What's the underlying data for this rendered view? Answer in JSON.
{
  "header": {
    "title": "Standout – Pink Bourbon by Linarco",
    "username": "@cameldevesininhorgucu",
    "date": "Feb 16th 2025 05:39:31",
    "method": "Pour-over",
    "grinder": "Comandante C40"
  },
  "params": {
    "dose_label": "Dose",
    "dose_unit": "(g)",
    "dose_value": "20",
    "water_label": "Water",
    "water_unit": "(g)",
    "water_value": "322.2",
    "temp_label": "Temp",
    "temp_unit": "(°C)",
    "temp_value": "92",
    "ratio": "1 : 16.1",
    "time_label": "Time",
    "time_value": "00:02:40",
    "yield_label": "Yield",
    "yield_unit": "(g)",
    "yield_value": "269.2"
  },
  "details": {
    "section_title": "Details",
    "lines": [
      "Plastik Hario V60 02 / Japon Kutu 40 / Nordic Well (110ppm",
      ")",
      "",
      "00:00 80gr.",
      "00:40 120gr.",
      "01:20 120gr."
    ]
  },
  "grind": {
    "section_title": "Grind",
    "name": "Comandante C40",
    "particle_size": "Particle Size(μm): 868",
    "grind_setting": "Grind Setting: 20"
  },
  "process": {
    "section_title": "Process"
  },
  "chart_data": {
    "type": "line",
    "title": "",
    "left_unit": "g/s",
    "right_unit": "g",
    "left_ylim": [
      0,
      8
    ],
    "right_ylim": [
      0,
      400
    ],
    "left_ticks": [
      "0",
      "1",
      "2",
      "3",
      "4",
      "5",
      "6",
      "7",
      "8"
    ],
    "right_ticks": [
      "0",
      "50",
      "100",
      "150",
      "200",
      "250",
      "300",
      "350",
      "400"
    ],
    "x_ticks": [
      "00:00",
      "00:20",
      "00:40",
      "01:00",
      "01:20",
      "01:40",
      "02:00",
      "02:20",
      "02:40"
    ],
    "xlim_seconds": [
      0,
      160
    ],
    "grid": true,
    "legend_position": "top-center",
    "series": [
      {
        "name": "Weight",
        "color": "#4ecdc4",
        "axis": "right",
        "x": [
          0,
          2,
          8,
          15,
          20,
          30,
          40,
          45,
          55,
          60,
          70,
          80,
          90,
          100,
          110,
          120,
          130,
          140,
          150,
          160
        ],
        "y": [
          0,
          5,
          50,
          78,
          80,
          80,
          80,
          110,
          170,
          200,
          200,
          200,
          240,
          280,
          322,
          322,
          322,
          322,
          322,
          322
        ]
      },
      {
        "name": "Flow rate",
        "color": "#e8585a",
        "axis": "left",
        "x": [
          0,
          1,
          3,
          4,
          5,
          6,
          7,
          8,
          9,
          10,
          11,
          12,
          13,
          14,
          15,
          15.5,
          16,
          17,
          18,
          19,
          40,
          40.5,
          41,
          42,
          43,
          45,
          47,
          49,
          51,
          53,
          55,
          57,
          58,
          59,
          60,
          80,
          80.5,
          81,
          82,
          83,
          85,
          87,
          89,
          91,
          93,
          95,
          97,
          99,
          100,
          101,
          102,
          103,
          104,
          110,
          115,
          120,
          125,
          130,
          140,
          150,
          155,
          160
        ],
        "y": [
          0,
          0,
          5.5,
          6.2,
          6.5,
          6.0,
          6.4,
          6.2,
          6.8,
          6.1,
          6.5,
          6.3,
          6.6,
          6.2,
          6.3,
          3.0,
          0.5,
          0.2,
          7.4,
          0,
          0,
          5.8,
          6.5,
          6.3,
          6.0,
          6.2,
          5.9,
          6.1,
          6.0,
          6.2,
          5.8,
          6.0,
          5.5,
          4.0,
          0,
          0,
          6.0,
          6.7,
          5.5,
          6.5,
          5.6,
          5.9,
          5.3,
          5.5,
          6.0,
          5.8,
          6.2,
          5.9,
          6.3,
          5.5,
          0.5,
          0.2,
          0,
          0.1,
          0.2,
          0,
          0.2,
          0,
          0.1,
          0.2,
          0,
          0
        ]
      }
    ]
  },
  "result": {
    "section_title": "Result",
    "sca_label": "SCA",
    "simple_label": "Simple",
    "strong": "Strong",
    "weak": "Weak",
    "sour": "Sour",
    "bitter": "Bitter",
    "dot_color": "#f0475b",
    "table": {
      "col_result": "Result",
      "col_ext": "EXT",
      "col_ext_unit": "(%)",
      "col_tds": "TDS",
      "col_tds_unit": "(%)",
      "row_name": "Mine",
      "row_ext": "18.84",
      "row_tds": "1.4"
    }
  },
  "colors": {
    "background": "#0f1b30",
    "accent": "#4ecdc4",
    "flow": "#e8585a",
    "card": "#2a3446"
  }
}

━━━━━━━━

Note each line of the entries that has "Comandante" in it, and copy those lines.

## Finished answer
    "grinder": "Comandante C40"
    "name": "Comandante C40",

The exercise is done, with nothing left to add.